Exercise aim:
Could you revise the material below by changing every "grommet" to "washer" and leaving all other text as it is?
# Start of Supplied material
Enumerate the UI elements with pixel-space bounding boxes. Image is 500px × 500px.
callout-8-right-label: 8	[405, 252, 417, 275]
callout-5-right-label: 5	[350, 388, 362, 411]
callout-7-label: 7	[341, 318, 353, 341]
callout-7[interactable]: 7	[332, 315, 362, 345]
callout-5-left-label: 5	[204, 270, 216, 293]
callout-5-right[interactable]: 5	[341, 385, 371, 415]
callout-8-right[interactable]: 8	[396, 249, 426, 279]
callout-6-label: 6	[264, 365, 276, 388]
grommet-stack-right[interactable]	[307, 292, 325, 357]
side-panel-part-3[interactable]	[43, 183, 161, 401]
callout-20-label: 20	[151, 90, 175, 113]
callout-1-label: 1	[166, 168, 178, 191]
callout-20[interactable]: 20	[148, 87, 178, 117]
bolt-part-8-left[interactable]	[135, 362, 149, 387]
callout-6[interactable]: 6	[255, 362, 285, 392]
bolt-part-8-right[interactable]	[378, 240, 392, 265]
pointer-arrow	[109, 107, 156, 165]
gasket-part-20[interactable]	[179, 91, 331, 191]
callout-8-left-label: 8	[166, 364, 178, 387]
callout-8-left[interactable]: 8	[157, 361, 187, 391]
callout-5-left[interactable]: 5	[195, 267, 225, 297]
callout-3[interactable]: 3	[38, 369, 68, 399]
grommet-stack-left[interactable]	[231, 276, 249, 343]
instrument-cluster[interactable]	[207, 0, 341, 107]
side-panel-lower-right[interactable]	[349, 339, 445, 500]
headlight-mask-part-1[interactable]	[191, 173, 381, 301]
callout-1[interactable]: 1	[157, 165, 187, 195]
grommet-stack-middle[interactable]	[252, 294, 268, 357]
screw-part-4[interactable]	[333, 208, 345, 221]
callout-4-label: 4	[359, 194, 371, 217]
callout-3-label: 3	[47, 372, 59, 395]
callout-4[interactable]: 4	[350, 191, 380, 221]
# End of Supplied material
Correct response:
Enumerate the UI elements with pixel-space bounding boxes. Image is 500px × 500px.
callout-8-right-label: 8	[405, 252, 417, 275]
callout-5-right-label: 5	[350, 388, 362, 411]
callout-7-label: 7	[341, 318, 353, 341]
callout-7[interactable]: 7	[332, 315, 362, 345]
callout-5-left-label: 5	[204, 270, 216, 293]
callout-5-right[interactable]: 5	[341, 385, 371, 415]
callout-8-right[interactable]: 8	[396, 249, 426, 279]
callout-6-label: 6	[264, 365, 276, 388]
washer-stack-right[interactable]	[307, 292, 325, 357]
side-panel-part-3[interactable]	[43, 183, 161, 401]
callout-20-label: 20	[151, 90, 175, 113]
callout-1-label: 1	[166, 168, 178, 191]
callout-20[interactable]: 20	[148, 87, 178, 117]
bolt-part-8-left[interactable]	[135, 362, 149, 387]
callout-6[interactable]: 6	[255, 362, 285, 392]
bolt-part-8-right[interactable]	[378, 240, 392, 265]
pointer-arrow	[109, 107, 156, 165]
gasket-part-20[interactable]	[179, 91, 331, 191]
callout-8-left-label: 8	[166, 364, 178, 387]
callout-8-left[interactable]: 8	[157, 361, 187, 391]
callout-5-left[interactable]: 5	[195, 267, 225, 297]
callout-3[interactable]: 3	[38, 369, 68, 399]
washer-stack-left[interactable]	[231, 276, 249, 343]
instrument-cluster[interactable]	[207, 0, 341, 107]
side-panel-lower-right[interactable]	[349, 339, 445, 500]
headlight-mask-part-1[interactable]	[191, 173, 381, 301]
callout-1[interactable]: 1	[157, 165, 187, 195]
washer-stack-middle[interactable]	[252, 294, 268, 357]
screw-part-4[interactable]	[333, 208, 345, 221]
callout-4-label: 4	[359, 194, 371, 217]
callout-3-label: 3	[47, 372, 59, 395]
callout-4[interactable]: 4	[350, 191, 380, 221]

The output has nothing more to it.